Records that describe figures
+===+

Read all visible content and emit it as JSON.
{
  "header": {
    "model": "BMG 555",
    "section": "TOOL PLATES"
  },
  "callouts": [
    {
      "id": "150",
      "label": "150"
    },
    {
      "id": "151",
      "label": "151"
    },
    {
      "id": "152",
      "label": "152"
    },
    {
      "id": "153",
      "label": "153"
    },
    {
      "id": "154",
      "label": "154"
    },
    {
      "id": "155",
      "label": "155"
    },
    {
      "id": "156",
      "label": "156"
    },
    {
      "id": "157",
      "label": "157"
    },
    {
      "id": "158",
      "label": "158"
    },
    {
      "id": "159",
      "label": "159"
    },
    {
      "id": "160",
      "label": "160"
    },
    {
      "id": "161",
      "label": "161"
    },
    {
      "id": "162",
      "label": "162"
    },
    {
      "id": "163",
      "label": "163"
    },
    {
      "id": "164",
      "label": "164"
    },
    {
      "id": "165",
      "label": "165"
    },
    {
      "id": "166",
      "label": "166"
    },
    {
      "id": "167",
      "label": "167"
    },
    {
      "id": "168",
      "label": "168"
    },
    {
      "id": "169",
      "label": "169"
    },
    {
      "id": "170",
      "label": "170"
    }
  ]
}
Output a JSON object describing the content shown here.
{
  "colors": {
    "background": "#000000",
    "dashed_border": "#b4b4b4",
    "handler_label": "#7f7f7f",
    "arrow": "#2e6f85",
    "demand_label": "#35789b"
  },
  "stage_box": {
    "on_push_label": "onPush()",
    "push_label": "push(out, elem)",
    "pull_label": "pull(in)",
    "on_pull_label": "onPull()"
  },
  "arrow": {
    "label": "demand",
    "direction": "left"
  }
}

+===+

**THE PROBLEM**
All of the entries above must be quoted exactly.

**PROBLEM SOLUTION**
Read all visible content and emit it as JSON.
{
  "header": {
    "model": "BMG 555",
    "section": "TOOL PLATES"
  },
  "callouts": [
    {
      "id": "150",
      "label": "150"
    },
    {
      "id": "151",
      "label": "151"
    },
    {
      "id": "152",
      "label": "152"
    },
    {
      "id": "153",
      "label": "153"
    },
    {
      "id": "154",
      "label": "154"
    },
    {
      "id": "155",
      "label": "155"
    },
    {
      "id": "156",
      "label": "156"
    },
    {
      "id": "157",
      "label": "157"
    },
    {
      "id": "158",
      "label": "158"
    },
    {
      "id": "159",
      "label": "159"
    },
    {
      "id": "160",
      "label": "160"
    },
    {
      "id": "161",
      "label": "161"
    },
    {
      "id": "162",
      "label": "162"
    },
    {
      "id": "163",
      "label": "163"
    },
    {
      "id": "164",
      "label": "164"
    },
    {
      "id": "165",
      "label": "165"
    },
    {
      "id": "166",
      "label": "166"
    },
    {
      "id": "167",
      "label": "167"
    },
    {
      "id": "168",
      "label": "168"
    },
    {
      "id": "169",
      "label": "169"
    },
    {
      "id": "170",
      "label": "170"
    }
  ]
}
Output a JSON object describing the content shown here.
{
  "colors": {
    "background": "#000000",
    "dashed_border": "#b4b4b4",
    "handler_label": "#7f7f7f",
    "arrow": "#2e6f85",
    "demand_label": "#35789b"
  },
  "stage_box": {
    "on_push_label": "onPush()",
    "push_label": "push(out, elem)",
    "pull_label": "pull(in)",
    "on_pull_label": "onPull()"
  },
  "arrow": {
    "label": "demand",
    "direction": "left"
  }
}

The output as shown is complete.